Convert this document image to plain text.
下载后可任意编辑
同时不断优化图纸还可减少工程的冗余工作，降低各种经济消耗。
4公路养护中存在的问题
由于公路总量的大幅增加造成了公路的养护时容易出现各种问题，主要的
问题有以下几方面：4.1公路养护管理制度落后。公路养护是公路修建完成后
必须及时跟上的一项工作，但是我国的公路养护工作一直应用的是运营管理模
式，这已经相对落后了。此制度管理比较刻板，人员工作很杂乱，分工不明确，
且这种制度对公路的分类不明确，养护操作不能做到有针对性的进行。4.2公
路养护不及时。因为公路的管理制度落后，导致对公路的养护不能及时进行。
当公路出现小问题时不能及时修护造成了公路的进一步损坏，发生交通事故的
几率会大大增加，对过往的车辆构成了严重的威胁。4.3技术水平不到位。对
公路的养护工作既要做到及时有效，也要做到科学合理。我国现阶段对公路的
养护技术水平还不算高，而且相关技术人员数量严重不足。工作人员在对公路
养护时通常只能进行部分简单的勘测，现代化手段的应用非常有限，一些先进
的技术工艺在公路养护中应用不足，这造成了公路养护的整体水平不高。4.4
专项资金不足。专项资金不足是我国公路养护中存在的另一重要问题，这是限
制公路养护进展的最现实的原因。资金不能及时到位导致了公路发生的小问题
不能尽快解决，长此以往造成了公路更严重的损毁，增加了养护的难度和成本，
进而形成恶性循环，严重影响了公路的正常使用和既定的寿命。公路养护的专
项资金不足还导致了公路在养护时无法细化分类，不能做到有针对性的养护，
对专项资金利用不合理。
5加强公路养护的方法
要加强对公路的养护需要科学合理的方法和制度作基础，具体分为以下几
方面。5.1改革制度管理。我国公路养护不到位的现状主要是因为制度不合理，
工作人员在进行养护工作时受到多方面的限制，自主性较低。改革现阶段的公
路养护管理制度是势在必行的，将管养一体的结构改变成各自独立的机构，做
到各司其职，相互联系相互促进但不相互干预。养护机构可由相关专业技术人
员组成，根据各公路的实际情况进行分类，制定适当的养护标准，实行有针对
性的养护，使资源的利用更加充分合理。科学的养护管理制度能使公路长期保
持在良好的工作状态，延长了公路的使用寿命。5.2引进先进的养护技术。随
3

┄┄┄┄┄┄

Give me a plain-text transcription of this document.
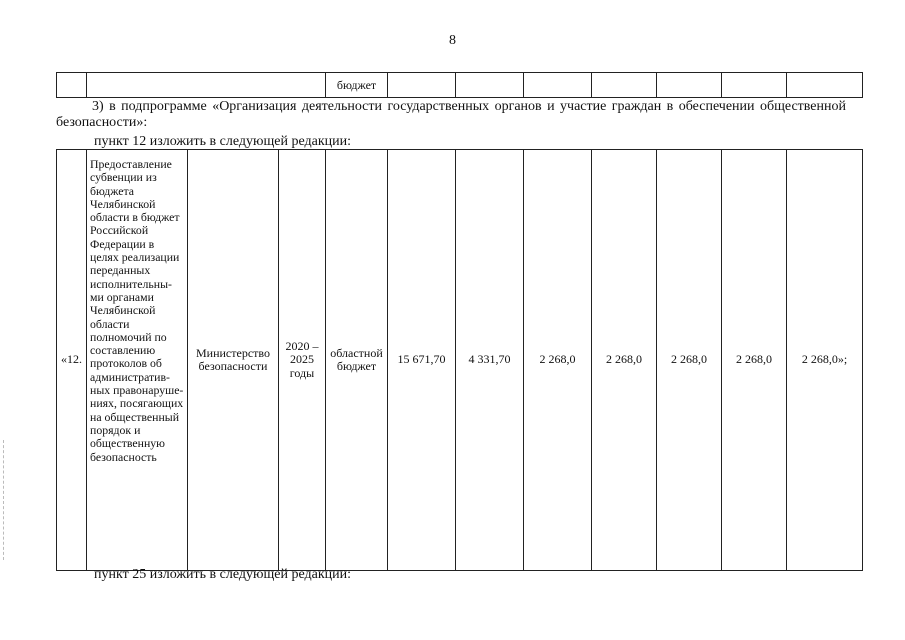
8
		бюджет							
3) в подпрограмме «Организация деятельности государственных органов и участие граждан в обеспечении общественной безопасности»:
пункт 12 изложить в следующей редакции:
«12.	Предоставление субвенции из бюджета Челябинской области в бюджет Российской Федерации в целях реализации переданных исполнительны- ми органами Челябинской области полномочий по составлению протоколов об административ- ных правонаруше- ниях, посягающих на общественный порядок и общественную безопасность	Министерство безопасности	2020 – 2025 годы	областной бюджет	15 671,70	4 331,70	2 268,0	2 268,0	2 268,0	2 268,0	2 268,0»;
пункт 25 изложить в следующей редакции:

┄┄┄┄┄┄

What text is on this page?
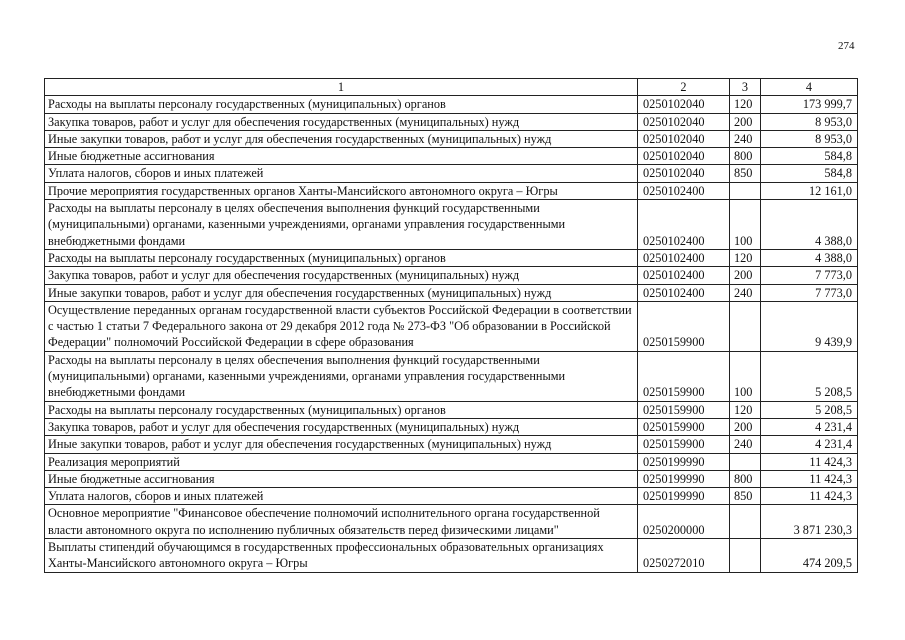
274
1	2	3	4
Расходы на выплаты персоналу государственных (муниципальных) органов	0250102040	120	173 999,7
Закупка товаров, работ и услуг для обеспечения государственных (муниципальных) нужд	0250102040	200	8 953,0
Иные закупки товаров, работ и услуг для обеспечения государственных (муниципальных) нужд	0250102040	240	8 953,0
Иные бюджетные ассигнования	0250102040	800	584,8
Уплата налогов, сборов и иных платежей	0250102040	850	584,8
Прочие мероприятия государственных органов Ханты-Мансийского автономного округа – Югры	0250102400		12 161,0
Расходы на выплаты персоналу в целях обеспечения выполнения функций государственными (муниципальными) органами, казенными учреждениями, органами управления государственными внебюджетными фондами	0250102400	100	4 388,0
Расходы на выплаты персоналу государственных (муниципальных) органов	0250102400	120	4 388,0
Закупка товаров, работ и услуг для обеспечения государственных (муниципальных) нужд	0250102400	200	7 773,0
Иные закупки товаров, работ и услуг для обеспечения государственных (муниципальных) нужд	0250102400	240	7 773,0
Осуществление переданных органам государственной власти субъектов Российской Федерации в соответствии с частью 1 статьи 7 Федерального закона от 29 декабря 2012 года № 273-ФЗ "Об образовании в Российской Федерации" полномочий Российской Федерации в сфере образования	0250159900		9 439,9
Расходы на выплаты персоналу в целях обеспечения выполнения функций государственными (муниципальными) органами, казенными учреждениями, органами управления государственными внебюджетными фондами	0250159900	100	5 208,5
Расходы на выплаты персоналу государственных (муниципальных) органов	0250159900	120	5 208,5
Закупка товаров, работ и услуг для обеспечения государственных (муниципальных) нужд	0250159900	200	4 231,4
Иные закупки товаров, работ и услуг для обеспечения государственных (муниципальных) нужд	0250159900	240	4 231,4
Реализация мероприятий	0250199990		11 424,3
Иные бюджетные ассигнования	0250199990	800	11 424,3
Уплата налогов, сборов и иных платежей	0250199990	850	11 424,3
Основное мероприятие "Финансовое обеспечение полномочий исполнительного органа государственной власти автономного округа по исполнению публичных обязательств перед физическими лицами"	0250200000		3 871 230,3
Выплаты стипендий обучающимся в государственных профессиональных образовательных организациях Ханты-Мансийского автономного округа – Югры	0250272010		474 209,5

┄┄┄┄┄┄

YOUR GOAL → For the entries above, state how many lines contain the word "Югры". Provide the number by itself.

WRITTEN ANSWER → 2